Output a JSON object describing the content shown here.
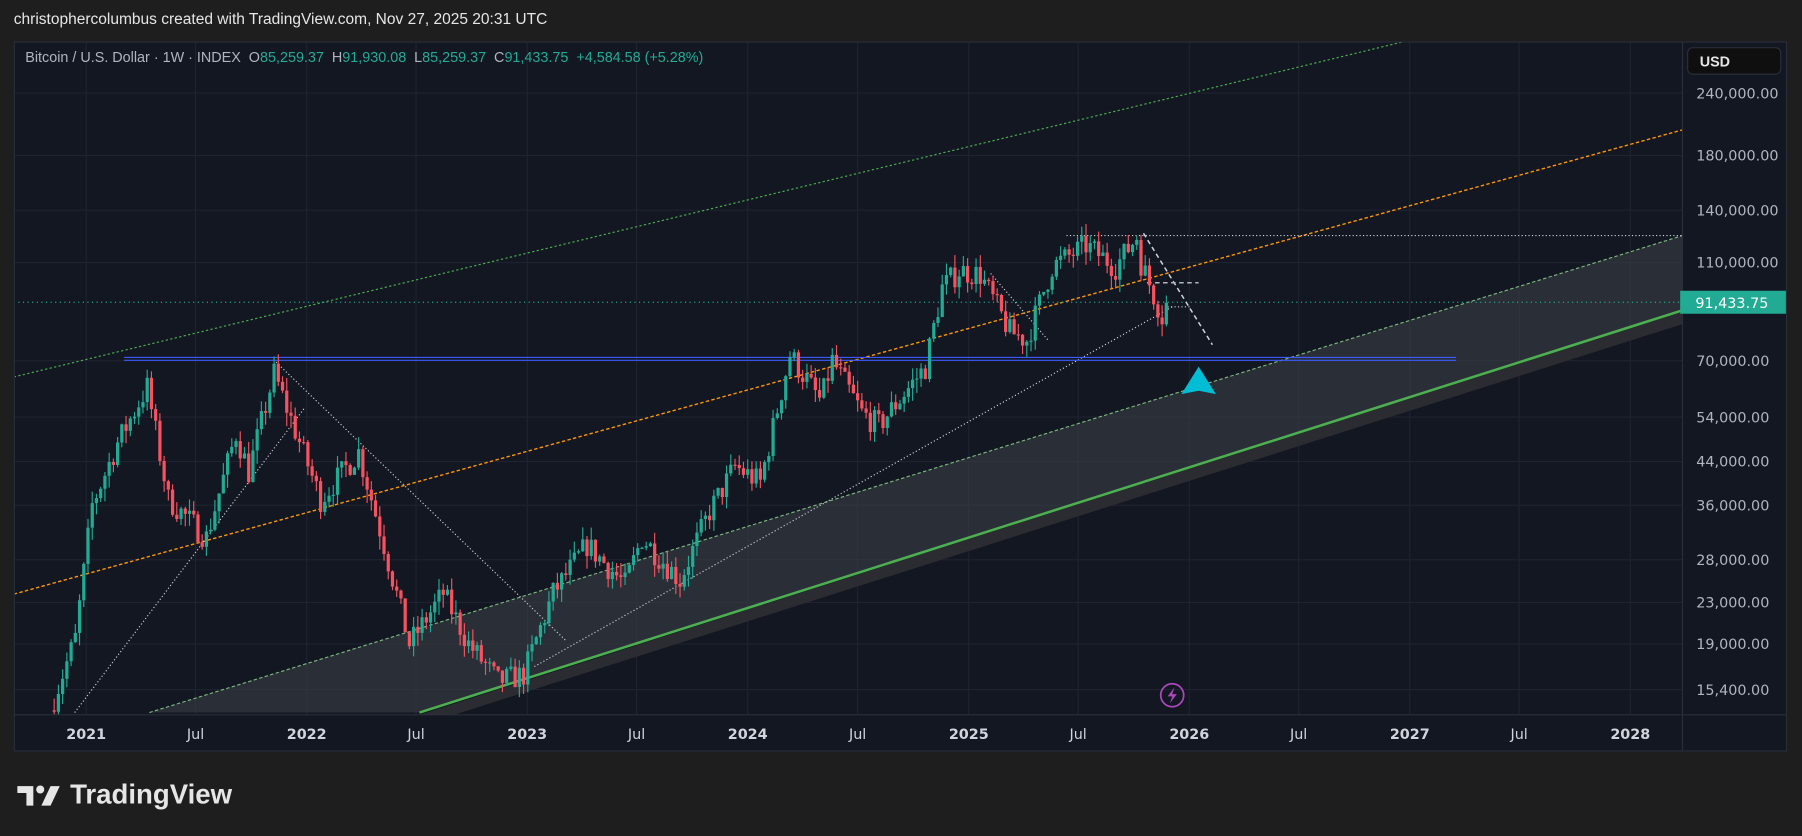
{
  "header": {
    "attribution": "christophercolumbus created with TradingView.com, Nov 27, 2025 20:31 UTC"
  },
  "legend": {
    "symbol": "Bitcoin / U.S. Dollar · 1W · INDEX",
    "open_label": "O",
    "open": "85,259.37",
    "high_label": "H",
    "high": "91,930.08",
    "low_label": "L",
    "low": "85,259.37",
    "close_label": "C",
    "close": "91,433.75",
    "change": "+4,584.58 (+5.28%)"
  },
  "currency_button": "USD",
  "brand": "TradingView",
  "colors": {
    "up": "#22ab94",
    "down": "#f7525f",
    "background": "#131722",
    "price_tag": "#22ab94",
    "support_line": "#3d5afe",
    "channel_line": "#4caf50",
    "orange_line": "#ff9800",
    "arrow": "#00bcd4"
  },
  "chart_data": {
    "type": "candlestick",
    "title": "Bitcoin / U.S. Dollar · 1W · INDEX",
    "scale": "log",
    "ylim": [
      13500,
      265000
    ],
    "y_ticks": [
      "240,000.00",
      "180,000.00",
      "140,000.00",
      "110,000.00",
      "70,000.00",
      "54,000.00",
      "44,000.00",
      "36,000.00",
      "28,000.00",
      "23,000.00",
      "19,000.00",
      "15,400.00"
    ],
    "y_tick_values": [
      240000,
      180000,
      140000,
      110000,
      70000,
      54000,
      44000,
      36000,
      28000,
      23000,
      19000,
      15400
    ],
    "last_price_label": "91,433.75",
    "last_price": 91433.75,
    "x_ticks": [
      "2021",
      "Jul",
      "2022",
      "Jul",
      "2023",
      "Jul",
      "2024",
      "Jul",
      "2025",
      "Jul",
      "2026",
      "Jul",
      "2027",
      "Jul",
      "2028"
    ],
    "x_tick_dates": [
      "2021-01-01",
      "2021-07-01",
      "2022-01-01",
      "2022-07-01",
      "2023-01-01",
      "2023-07-01",
      "2024-01-01",
      "2024-07-01",
      "2025-01-01",
      "2025-07-01",
      "2026-01-01",
      "2026-07-01",
      "2027-01-01",
      "2027-07-01",
      "2028-01-01"
    ],
    "price_path": [
      [
        "2020-11-02",
        14000
      ],
      [
        "2020-12-14",
        19500
      ],
      [
        "2021-01-11",
        36000
      ],
      [
        "2021-02-22",
        48000
      ],
      [
        "2021-04-12",
        62000
      ],
      [
        "2021-05-17",
        37000
      ],
      [
        "2021-07-19",
        31000
      ],
      [
        "2021-09-06",
        50000
      ],
      [
        "2021-09-27",
        42000
      ],
      [
        "2021-11-08",
        66000
      ],
      [
        "2022-01-24",
        37000
      ],
      [
        "2022-03-28",
        46000
      ],
      [
        "2022-05-09",
        30000
      ],
      [
        "2022-06-20",
        19000
      ],
      [
        "2022-08-15",
        24000
      ],
      [
        "2022-09-26",
        19000
      ],
      [
        "2022-11-14",
        16000
      ],
      [
        "2022-12-26",
        16500
      ],
      [
        "2023-02-13",
        24000
      ],
      [
        "2023-04-10",
        30000
      ],
      [
        "2023-06-12",
        25000
      ],
      [
        "2023-07-10",
        31000
      ],
      [
        "2023-09-11",
        25500
      ],
      [
        "2023-10-30",
        35000
      ],
      [
        "2023-12-11",
        43000
      ],
      [
        "2024-01-22",
        40000
      ],
      [
        "2024-03-11",
        72000
      ],
      [
        "2024-05-01",
        58000
      ],
      [
        "2024-05-20",
        70000
      ],
      [
        "2024-07-08",
        55000
      ],
      [
        "2024-08-05",
        52000
      ],
      [
        "2024-10-21",
        68000
      ],
      [
        "2024-11-18",
        98000
      ],
      [
        "2024-12-16",
        106000
      ],
      [
        "2025-01-20",
        104000
      ],
      [
        "2025-03-10",
        80000
      ],
      [
        "2025-04-07",
        77000
      ],
      [
        "2025-05-19",
        108000
      ],
      [
        "2025-07-14",
        119000
      ],
      [
        "2025-09-01",
        108000
      ],
      [
        "2025-10-06",
        124000
      ],
      [
        "2025-10-13",
        110000
      ],
      [
        "2025-11-17",
        86000
      ],
      [
        "2025-11-24",
        91433.75
      ]
    ],
    "annotations": {
      "support_level": 70000,
      "resistance_level": 124000
    }
  }
}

PROBLEM TO WORK ON
Using the records above, say how many lines include the string "Bitcoin". Only the number is wanted.

SOLUTION TO THIS TASK
2